▶ [Problem description] Retype each entry below, keeping every character the same.

(Data records)
▽

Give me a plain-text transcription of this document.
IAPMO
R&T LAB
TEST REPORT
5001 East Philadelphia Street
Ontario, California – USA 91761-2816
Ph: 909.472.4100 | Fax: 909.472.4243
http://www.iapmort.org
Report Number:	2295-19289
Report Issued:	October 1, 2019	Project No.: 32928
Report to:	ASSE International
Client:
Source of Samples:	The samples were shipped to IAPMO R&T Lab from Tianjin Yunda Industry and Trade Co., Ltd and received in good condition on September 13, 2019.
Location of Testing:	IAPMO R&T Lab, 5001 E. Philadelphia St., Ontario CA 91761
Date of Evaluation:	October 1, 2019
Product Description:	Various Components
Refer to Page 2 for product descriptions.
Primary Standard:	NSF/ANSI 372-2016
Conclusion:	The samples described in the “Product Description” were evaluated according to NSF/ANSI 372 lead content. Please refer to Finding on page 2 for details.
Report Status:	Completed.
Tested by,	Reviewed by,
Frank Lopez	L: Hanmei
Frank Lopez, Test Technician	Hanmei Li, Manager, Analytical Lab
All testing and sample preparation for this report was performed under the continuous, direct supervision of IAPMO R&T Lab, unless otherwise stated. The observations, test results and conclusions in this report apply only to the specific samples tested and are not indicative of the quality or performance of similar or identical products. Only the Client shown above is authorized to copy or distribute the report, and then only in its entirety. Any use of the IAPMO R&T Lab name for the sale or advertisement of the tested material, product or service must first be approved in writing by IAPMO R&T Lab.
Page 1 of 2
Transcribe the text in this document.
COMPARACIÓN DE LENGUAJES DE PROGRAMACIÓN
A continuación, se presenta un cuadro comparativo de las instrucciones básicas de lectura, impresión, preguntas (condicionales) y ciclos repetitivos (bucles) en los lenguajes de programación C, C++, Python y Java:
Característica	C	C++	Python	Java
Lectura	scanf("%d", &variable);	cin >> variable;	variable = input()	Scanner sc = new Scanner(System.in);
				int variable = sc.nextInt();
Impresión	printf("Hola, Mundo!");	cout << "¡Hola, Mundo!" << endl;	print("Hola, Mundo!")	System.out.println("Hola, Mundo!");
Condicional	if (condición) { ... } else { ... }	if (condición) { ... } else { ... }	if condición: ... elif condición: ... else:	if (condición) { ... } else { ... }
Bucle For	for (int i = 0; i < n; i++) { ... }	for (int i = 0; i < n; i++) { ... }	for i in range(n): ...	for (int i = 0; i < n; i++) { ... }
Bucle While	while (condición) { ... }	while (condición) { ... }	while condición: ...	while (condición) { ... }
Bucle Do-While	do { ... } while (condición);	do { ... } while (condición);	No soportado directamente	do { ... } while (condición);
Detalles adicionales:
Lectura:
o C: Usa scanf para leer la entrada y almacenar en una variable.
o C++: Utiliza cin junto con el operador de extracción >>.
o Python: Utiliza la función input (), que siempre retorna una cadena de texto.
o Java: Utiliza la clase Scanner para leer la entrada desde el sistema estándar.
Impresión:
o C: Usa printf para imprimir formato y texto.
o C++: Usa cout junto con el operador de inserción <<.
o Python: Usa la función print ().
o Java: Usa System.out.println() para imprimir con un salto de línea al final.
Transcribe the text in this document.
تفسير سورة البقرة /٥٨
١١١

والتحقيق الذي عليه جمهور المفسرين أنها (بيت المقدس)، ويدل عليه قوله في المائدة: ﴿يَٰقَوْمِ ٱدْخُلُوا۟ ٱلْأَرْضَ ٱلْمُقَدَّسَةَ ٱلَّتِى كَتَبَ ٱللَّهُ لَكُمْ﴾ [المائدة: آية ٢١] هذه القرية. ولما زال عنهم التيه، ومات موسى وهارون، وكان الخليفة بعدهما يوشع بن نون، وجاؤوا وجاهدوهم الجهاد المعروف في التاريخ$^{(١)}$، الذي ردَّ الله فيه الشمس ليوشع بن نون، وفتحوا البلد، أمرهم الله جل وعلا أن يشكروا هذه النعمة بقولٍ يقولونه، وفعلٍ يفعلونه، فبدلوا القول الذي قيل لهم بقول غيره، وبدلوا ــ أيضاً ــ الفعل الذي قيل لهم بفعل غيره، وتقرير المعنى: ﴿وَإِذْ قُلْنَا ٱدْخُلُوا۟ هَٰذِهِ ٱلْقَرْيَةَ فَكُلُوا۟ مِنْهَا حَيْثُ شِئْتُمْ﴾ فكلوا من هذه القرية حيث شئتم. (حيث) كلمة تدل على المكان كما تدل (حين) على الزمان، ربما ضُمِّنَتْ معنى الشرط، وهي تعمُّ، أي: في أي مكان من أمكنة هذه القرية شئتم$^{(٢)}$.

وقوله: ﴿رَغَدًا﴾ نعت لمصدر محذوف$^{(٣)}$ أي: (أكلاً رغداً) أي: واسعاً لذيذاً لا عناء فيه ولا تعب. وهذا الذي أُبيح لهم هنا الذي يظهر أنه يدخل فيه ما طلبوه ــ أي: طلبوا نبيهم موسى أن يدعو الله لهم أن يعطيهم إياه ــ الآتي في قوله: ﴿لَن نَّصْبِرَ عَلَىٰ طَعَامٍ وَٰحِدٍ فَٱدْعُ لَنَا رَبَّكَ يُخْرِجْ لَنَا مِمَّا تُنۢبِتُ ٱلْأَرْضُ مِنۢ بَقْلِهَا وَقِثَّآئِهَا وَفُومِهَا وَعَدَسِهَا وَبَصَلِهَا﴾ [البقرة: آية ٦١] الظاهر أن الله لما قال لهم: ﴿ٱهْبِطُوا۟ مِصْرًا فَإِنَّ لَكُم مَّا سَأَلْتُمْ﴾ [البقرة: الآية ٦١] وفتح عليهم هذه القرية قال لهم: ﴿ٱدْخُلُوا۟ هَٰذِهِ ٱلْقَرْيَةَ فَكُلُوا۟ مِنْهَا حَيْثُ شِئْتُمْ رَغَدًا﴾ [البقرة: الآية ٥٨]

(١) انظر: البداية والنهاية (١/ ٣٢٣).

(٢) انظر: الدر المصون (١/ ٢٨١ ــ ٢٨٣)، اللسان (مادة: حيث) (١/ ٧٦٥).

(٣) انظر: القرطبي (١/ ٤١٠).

△

▶ [Final result]
Give me a plain-text transcription of this document.
IAPMO
R&T LAB
TEST REPORT
5001 East Philadelphia Street
Ontario, California – USA 91761-2816
Ph: 909.472.4100 | Fax: 909.472.4243
http://www.iapmort.org
Report Number:	2295-19289
Report Issued:	October 1, 2019	Project No.: 32928
Report to:	ASSE International
Client:
Source of Samples:	The samples were shipped to IAPMO R&T Lab from Tianjin Yunda Industry and Trade Co., Ltd and received in good condition on September 13, 2019.
Location of Testing:	IAPMO R&T Lab, 5001 E. Philadelphia St., Ontario CA 91761
Date of Evaluation:	October 1, 2019
Product Description:	Various Components
Refer to Page 2 for product descriptions.
Primary Standard:	NSF/ANSI 372-2016
Conclusion:	The samples described in the “Product Description” were evaluated according to NSF/ANSI 372 lead content. Please refer to Finding on page 2 for details.
Report Status:	Completed.
Tested by,	Reviewed by,
Frank Lopez	L: Hanmei
Frank Lopez, Test Technician	Hanmei Li, Manager, Analytical Lab
All testing and sample preparation for this report was performed under the continuous, direct supervision of IAPMO R&T Lab, unless otherwise stated. The observations, test results and conclusions in this report apply only to the specific samples tested and are not indicative of the quality or performance of similar or identical products. Only the Client shown above is authorized to copy or distribute the report, and then only in its entirety. Any use of the IAPMO R&T Lab name for the sale or advertisement of the tested material, product or service must first be approved in writing by IAPMO R&T Lab.
Page 1 of 2
Transcribe the text in this document.
COMPARACIÓN DE LENGUAJES DE PROGRAMACIÓN
A continuación, se presenta un cuadro comparativo de las instrucciones básicas de lectura, impresión, preguntas (condicionales) y ciclos repetitivos (bucles) en los lenguajes de programación C, C++, Python y Java:
Característica	C	C++	Python	Java
Lectura	scanf("%d", &variable);	cin >> variable;	variable = input()	Scanner sc = new Scanner(System.in);
				int variable = sc.nextInt();
Impresión	printf("Hola, Mundo!");	cout << "¡Hola, Mundo!" << endl;	print("Hola, Mundo!")	System.out.println("Hola, Mundo!");
Condicional	if (condición) { ... } else { ... }	if (condición) { ... } else { ... }	if condición: ... elif condición: ... else:	if (condición) { ... } else { ... }
Bucle For	for (int i = 0; i < n; i++) { ... }	for (int i = 0; i < n; i++) { ... }	for i in range(n): ...	for (int i = 0; i < n; i++) { ... }
Bucle While	while (condición) { ... }	while (condición) { ... }	while condición: ...	while (condición) { ... }
Bucle Do-While	do { ... } while (condición);	do { ... } while (condición);	No soportado directamente	do { ... } while (condición);
Detalles adicionales:
Lectura:
o C: Usa scanf para leer la entrada y almacenar en una variable.
o C++: Utiliza cin junto con el operador de extracción >>.
o Python: Utiliza la función input (), que siempre retorna una cadena de texto.
o Java: Utiliza la clase Scanner para leer la entrada desde el sistema estándar.
Impresión:
o C: Usa printf para imprimir formato y texto.
o C++: Usa cout junto con el operador de inserción <<.
o Python: Usa la función print ().
o Java: Usa System.out.println() para imprimir con un salto de línea al final.
Transcribe the text in this document.
تفسير سورة البقرة /٥٨
١١١

والتحقيق الذي عليه جمهور المفسرين أنها (بيت المقدس)، ويدل عليه قوله في المائدة: ﴿يَٰقَوْمِ ٱدْخُلُوا۟ ٱلْأَرْضَ ٱلْمُقَدَّسَةَ ٱلَّتِى كَتَبَ ٱللَّهُ لَكُمْ﴾ [المائدة: آية ٢١] هذه القرية. ولما زال عنهم التيه، ومات موسى وهارون، وكان الخليفة بعدهما يوشع بن نون، وجاؤوا وجاهدوهم الجهاد المعروف في التاريخ$^{(١)}$، الذي ردَّ الله فيه الشمس ليوشع بن نون، وفتحوا البلد، أمرهم الله جل وعلا أن يشكروا هذه النعمة بقولٍ يقولونه، وفعلٍ يفعلونه، فبدلوا القول الذي قيل لهم بقول غيره، وبدلوا ــ أيضاً ــ الفعل الذي قيل لهم بفعل غيره، وتقرير المعنى: ﴿وَإِذْ قُلْنَا ٱدْخُلُوا۟ هَٰذِهِ ٱلْقَرْيَةَ فَكُلُوا۟ مِنْهَا حَيْثُ شِئْتُمْ﴾ فكلوا من هذه القرية حيث شئتم. (حيث) كلمة تدل على المكان كما تدل (حين) على الزمان، ربما ضُمِّنَتْ معنى الشرط، وهي تعمُّ، أي: في أي مكان من أمكنة هذه القرية شئتم$^{(٢)}$.

وقوله: ﴿رَغَدًا﴾ نعت لمصدر محذوف$^{(٣)}$ أي: (أكلاً رغداً) أي: واسعاً لذيذاً لا عناء فيه ولا تعب. وهذا الذي أُبيح لهم هنا الذي يظهر أنه يدخل فيه ما طلبوه ــ أي: طلبوا نبيهم موسى أن يدعو الله لهم أن يعطيهم إياه ــ الآتي في قوله: ﴿لَن نَّصْبِرَ عَلَىٰ طَعَامٍ وَٰحِدٍ فَٱدْعُ لَنَا رَبَّكَ يُخْرِجْ لَنَا مِمَّا تُنۢبِتُ ٱلْأَرْضُ مِنۢ بَقْلِهَا وَقِثَّآئِهَا وَفُومِهَا وَعَدَسِهَا وَبَصَلِهَا﴾ [البقرة: آية ٦١] الظاهر أن الله لما قال لهم: ﴿ٱهْبِطُوا۟ مِصْرًا فَإِنَّ لَكُم مَّا سَأَلْتُمْ﴾ [البقرة: الآية ٦١] وفتح عليهم هذه القرية قال لهم: ﴿ٱدْخُلُوا۟ هَٰذِهِ ٱلْقَرْيَةَ فَكُلُوا۟ مِنْهَا حَيْثُ شِئْتُمْ رَغَدًا﴾ [البقرة: الآية ٥٨]

(١) انظر: البداية والنهاية (١/ ٣٢٣).

(٢) انظر: الدر المصون (١/ ٢٨١ ــ ٢٨٣)، اللسان (مادة: حيث) (١/ ٧٦٥).

(٣) انظر: القرطبي (١/ ٤١٠).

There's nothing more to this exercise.